- [REQUIRED WORK]:
Work through the data line by line, gathering every line that has the word "screenshot".
-.-.-
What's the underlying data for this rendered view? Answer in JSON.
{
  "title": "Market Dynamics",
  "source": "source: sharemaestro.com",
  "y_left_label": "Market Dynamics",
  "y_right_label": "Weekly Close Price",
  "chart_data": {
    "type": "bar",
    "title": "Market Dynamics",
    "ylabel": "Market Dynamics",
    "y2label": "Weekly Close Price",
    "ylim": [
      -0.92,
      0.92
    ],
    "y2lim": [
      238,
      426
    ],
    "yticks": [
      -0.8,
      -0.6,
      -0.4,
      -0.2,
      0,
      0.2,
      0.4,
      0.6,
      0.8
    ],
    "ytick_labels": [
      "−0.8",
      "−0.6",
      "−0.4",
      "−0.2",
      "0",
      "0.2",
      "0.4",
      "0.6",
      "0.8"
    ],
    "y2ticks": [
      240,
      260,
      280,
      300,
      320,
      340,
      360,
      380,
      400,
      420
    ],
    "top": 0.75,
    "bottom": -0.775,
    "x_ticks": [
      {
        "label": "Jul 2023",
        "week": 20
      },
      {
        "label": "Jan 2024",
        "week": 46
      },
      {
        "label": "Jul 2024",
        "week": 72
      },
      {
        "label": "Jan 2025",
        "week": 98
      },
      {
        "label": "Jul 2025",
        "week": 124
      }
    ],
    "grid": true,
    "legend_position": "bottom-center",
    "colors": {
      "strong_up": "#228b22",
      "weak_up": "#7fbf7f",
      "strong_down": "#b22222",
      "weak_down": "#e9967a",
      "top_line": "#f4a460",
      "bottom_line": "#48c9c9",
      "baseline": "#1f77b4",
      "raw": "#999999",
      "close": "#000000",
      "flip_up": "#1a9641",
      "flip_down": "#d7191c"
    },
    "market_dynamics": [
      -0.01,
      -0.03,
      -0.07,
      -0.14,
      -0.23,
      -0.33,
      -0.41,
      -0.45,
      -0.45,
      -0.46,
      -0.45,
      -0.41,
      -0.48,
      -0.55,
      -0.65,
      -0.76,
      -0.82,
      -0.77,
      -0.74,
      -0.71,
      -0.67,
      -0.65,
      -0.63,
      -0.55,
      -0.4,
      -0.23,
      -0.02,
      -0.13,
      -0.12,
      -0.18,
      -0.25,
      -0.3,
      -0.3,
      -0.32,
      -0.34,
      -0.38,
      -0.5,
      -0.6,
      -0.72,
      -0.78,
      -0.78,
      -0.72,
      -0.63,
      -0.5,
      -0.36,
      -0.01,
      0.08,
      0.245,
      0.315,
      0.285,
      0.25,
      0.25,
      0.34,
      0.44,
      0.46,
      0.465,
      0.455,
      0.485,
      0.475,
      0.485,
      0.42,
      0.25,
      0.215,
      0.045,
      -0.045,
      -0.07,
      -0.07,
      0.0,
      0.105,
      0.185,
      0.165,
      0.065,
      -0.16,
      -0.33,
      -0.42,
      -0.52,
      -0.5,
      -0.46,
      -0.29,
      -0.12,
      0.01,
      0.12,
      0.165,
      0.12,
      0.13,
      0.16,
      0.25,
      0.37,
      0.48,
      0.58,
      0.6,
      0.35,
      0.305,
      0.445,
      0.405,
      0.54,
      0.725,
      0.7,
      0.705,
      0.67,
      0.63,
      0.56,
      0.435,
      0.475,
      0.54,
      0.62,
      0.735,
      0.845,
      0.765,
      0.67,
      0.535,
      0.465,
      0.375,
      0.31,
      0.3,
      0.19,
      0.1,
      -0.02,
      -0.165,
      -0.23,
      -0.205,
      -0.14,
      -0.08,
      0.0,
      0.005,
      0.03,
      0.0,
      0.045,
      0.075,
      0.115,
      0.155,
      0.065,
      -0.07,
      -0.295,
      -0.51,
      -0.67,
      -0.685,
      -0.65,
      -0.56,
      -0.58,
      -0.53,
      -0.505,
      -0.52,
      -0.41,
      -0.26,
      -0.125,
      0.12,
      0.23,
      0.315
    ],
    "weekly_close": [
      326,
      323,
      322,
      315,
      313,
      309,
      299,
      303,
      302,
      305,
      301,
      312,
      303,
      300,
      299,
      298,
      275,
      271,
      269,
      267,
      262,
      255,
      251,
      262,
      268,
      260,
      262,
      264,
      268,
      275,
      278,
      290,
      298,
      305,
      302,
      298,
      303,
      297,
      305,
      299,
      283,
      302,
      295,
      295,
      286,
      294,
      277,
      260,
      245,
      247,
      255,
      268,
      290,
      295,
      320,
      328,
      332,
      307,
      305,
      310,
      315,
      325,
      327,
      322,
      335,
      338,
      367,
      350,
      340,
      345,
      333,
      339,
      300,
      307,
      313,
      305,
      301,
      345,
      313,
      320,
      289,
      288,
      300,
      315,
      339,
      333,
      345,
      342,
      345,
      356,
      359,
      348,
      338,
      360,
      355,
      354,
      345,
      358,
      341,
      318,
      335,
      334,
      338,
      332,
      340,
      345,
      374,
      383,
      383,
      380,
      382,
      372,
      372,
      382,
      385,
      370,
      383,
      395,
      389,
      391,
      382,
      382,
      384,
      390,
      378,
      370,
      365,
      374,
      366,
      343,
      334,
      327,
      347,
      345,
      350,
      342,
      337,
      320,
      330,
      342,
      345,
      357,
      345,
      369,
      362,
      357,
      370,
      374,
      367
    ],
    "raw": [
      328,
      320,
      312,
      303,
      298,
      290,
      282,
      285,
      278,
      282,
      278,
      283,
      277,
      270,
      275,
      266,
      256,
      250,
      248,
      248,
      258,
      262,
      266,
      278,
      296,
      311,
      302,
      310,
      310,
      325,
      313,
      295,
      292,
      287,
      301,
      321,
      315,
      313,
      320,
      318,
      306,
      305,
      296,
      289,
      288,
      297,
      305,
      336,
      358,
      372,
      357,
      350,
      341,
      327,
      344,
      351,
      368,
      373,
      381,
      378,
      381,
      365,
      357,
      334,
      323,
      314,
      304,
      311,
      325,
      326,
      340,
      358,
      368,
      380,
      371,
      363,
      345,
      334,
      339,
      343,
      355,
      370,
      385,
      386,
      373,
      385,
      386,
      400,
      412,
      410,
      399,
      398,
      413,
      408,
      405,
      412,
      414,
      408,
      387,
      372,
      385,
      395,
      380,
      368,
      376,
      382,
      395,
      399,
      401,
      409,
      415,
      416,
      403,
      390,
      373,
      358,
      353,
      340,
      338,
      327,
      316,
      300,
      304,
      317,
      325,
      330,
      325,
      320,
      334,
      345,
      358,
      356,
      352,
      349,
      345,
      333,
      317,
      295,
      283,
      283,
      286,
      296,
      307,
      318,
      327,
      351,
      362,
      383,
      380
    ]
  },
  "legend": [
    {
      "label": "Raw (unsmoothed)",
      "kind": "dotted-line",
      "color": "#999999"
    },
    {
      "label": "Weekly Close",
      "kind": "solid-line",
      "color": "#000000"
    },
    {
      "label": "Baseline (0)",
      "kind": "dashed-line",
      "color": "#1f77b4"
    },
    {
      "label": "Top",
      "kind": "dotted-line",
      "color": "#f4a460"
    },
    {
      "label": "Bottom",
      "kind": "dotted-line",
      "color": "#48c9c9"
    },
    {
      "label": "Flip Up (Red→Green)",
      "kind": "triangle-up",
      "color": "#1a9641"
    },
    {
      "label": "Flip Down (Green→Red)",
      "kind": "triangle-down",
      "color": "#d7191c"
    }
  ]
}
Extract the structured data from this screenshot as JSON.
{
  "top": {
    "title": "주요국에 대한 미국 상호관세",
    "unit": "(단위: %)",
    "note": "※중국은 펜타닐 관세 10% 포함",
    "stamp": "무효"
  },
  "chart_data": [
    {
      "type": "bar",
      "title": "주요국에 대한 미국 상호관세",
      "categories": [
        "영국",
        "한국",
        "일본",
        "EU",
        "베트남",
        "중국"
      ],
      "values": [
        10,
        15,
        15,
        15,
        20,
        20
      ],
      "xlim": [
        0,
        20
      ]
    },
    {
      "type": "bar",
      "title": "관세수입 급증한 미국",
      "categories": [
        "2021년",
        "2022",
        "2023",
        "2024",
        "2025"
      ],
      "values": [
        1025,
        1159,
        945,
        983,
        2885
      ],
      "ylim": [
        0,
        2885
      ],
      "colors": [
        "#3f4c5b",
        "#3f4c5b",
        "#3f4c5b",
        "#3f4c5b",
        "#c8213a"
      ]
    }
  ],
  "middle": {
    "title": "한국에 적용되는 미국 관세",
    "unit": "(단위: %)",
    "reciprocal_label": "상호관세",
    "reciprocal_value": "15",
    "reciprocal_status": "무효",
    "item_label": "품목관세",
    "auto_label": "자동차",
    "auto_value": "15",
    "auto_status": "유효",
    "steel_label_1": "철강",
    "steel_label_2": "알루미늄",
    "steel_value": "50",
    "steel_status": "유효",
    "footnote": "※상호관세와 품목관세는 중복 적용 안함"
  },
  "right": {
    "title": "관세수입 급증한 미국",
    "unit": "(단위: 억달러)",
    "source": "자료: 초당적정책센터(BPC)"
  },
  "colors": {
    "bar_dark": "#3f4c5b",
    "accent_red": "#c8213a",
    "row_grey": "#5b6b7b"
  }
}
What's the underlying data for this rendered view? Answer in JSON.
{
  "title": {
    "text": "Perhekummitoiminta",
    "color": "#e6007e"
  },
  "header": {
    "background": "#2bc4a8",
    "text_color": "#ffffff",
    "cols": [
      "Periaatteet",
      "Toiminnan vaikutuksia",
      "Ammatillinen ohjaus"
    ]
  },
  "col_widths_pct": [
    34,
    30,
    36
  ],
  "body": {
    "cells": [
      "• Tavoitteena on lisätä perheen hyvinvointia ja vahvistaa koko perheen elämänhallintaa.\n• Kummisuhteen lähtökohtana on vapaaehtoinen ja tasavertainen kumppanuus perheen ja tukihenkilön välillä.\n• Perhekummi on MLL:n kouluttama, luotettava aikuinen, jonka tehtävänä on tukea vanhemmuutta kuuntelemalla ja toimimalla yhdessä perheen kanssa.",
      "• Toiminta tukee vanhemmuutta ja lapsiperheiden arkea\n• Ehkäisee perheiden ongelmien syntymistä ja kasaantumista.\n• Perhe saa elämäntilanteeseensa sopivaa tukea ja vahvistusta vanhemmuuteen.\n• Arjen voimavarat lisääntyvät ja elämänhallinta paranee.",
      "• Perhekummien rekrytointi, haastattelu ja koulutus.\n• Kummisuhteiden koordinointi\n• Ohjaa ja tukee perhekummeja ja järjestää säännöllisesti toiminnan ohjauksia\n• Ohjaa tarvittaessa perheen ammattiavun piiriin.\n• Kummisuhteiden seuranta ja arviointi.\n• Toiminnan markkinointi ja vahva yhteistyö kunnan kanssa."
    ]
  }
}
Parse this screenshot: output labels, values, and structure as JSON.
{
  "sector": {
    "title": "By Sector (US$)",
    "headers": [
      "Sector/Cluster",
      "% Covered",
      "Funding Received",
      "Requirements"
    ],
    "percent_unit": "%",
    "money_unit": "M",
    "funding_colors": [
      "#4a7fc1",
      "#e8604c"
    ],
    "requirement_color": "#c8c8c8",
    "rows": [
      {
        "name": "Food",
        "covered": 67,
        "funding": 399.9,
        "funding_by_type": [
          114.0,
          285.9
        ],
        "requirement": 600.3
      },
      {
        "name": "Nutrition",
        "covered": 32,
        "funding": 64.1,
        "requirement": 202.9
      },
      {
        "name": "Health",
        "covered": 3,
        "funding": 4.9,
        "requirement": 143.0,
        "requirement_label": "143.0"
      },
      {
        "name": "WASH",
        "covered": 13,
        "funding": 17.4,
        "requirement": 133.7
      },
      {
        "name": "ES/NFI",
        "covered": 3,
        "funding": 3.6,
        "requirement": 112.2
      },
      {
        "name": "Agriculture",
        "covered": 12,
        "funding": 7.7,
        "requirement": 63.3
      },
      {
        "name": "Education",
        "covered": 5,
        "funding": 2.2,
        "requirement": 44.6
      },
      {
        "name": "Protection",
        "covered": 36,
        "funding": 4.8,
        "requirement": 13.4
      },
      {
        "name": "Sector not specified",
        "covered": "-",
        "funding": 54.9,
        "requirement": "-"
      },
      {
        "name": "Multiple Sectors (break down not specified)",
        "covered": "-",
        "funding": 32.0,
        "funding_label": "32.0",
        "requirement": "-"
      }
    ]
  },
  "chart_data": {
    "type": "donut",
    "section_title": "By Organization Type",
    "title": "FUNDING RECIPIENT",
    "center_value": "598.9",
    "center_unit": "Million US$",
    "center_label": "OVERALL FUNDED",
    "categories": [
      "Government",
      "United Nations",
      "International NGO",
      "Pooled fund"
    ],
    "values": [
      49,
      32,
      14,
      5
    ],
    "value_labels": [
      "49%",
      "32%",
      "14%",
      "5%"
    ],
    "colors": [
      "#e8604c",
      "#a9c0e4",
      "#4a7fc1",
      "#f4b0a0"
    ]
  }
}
-.-.-
- [TASK ANSWER]:
Extract the structured data from this screenshot as JSON.
Parse this screenshot: output labels, values, and structure as JSON.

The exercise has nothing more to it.